**TO DO**
Gather all lines in the records below that include the word "this".

**RECORD LIST**
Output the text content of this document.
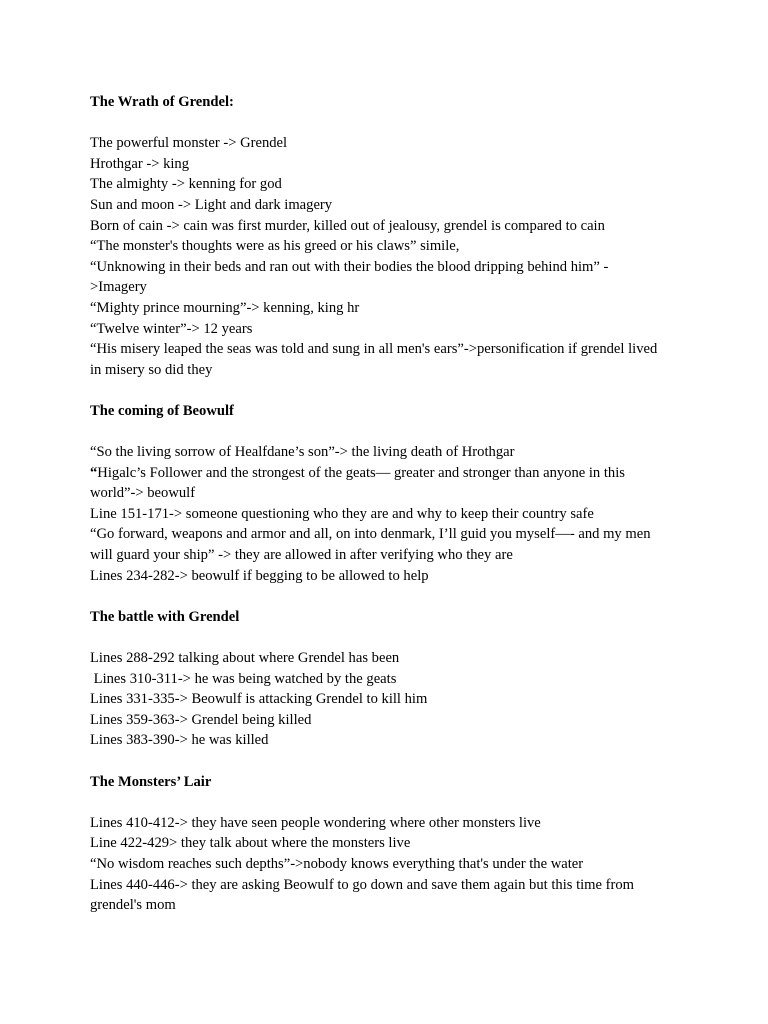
The Wrath of Grendel:

The powerful monster -> Grendel

Hrothgar -> king

The almighty -> kenning for god

Sun and moon -> Light and dark imagery

Born of cain -> cain was first murder, killed out of jealousy, grendel is compared to cain

“The monster's thoughts were as his greed or his claws” simile,

“Unknowing in their beds and ran out with their bodies the blood dripping behind him” -

>Imagery

“Mighty prince mourning”-> kenning, king hr

“Twelve winter”-> 12 years

“His misery leaped the seas was told and sung in all men's ears”->personification if grendel lived

in misery so did they

The coming of Beowulf

“So the living sorrow of Healfdane’s son”-> the living death of Hrothgar

“Higalc’s Follower and the strongest of the geats— greater and stronger than anyone in this

world”-> beowulf

Line 151-171-> someone questioning who they are and why to keep their country safe

“Go forward, weapons and armor and all, on into denmark, I’ll guid you myself—- and my men

will guard your ship” -> they are allowed in after verifying who they are

Lines 234-282-> beowulf if begging to be allowed to help

The battle with Grendel

Lines 288-292 talking about where Grendel has been

Lines 310-311-> he was being watched by the geats

Lines 331-335-> Beowulf is attacking Grendel to kill him

Lines 359-363-> Grendel being killed

Lines 383-390-> he was killed

The Monsters’ Lair

Lines 410-412-> they have seen people wondering where other monsters live

Line 422-429> they talk about where the monsters live

“No wisdom reaches such depths”->nobody knows everything that's under the water

Lines 440-446-> they are asking Beowulf to go down and save them again but this time from

grendel's mom
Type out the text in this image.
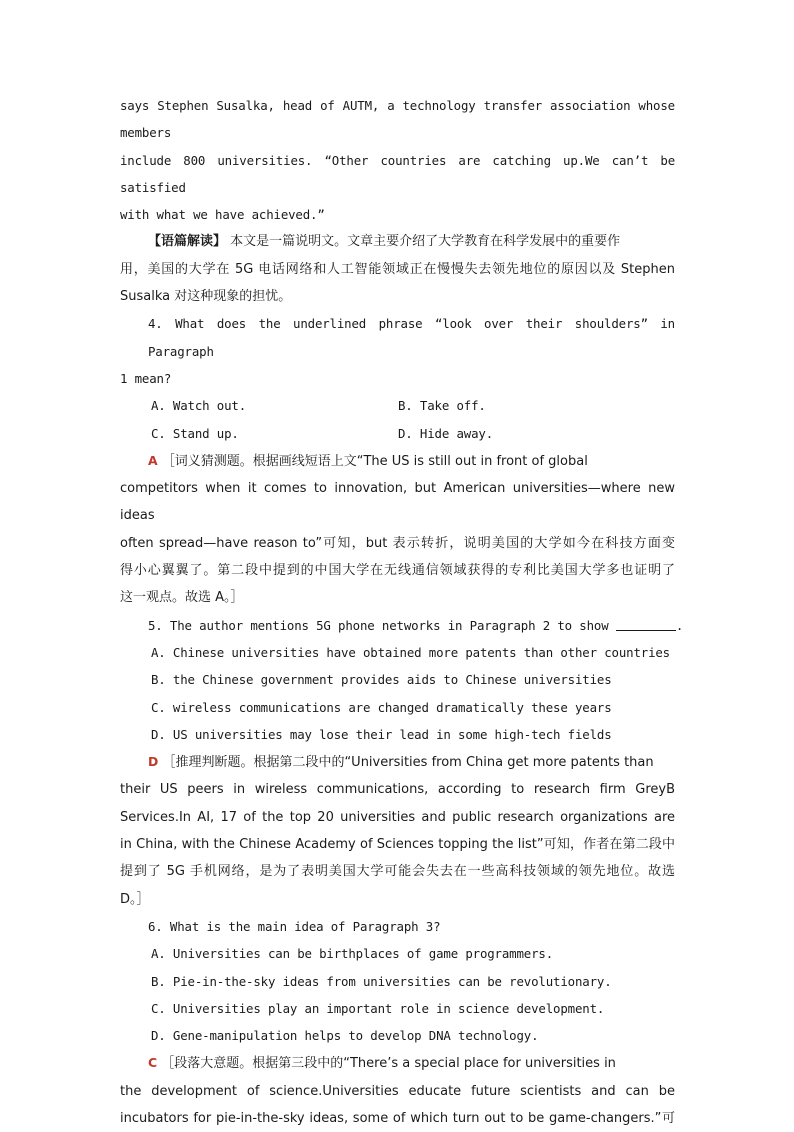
says Stephen Susalka, head of AUTM, a technology transfer association whose members
include 800 universities. “Other countries are catching up.We can’t be satisfied
with what we have achieved.”
【语篇解读】 本文是一篇说明文。文章主要介绍了大学教育在科学发展中的重要作
用，美国的大学在 5G 电话网络和人工智能领域正在慢慢失去领先地位的原因以及 Stephen
Susalka 对这种现象的担忧。
4. What does the underlined phrase “look over their shoulders” in Paragraph
1 mean?
A. Watch out.	B. Take off.
C. Stand up.	D. Hide away.
A ［词义猜测题。根据画线短语上文“The US is still out in front of global
competitors when it comes to innovation, but American universities—where new ideas
often spread—have reason to”可知，but 表示转折，说明美国的大学如今在科技方面变
得小心翼翼了。第二段中提到的中国大学在无线通信领域获得的专利比美国大学多也证明了
这一观点。故选 A。］
5. The author mentions 5G phone networks in Paragraph 2 to show	.
A. Chinese universities have obtained more patents than other countries
B. the Chinese government provides aids to Chinese universities
C. wireless communications are changed dramatically these years
D. US universities may lose their lead in some high-tech fields
D ［推理判断题。根据第二段中的“Universities from China get more patents than
their US peers in wireless communications, according to research firm GreyB
Services.In AI, 17 of the top 20 universities and public research organizations are
in China, with the Chinese Academy of Sciences topping the list”可知，作者在第二段中
提到了 5G 手机网络，是为了表明美国大学可能会失去在一些高科技领域的领先地位。故选
D。］
6. What is the main idea of Paragraph 3?
A. Universities can be birthplaces of game programmers.
B. Pie-in-the-sky ideas from universities can be revolutionary.
C. Universities play an important role in science development.
D. Gene-manipulation helps to develop DNA technology.
C ［段落大意题。根据第三段中的“There’s a special place for universities in
the development of science.Universities educate future scientists and can be
incubators for pie-in-the-sky ideas, some of which turn out to be game-changers.”可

**EXPECTED ANSWER**
Output the text content of this document.
“Higalc’s Follower and the strongest of the geats— greater and stronger than anyone in this
Lines 440-446-> they are asking Beowulf to go down and save them again but this time from
Type out the text in this image.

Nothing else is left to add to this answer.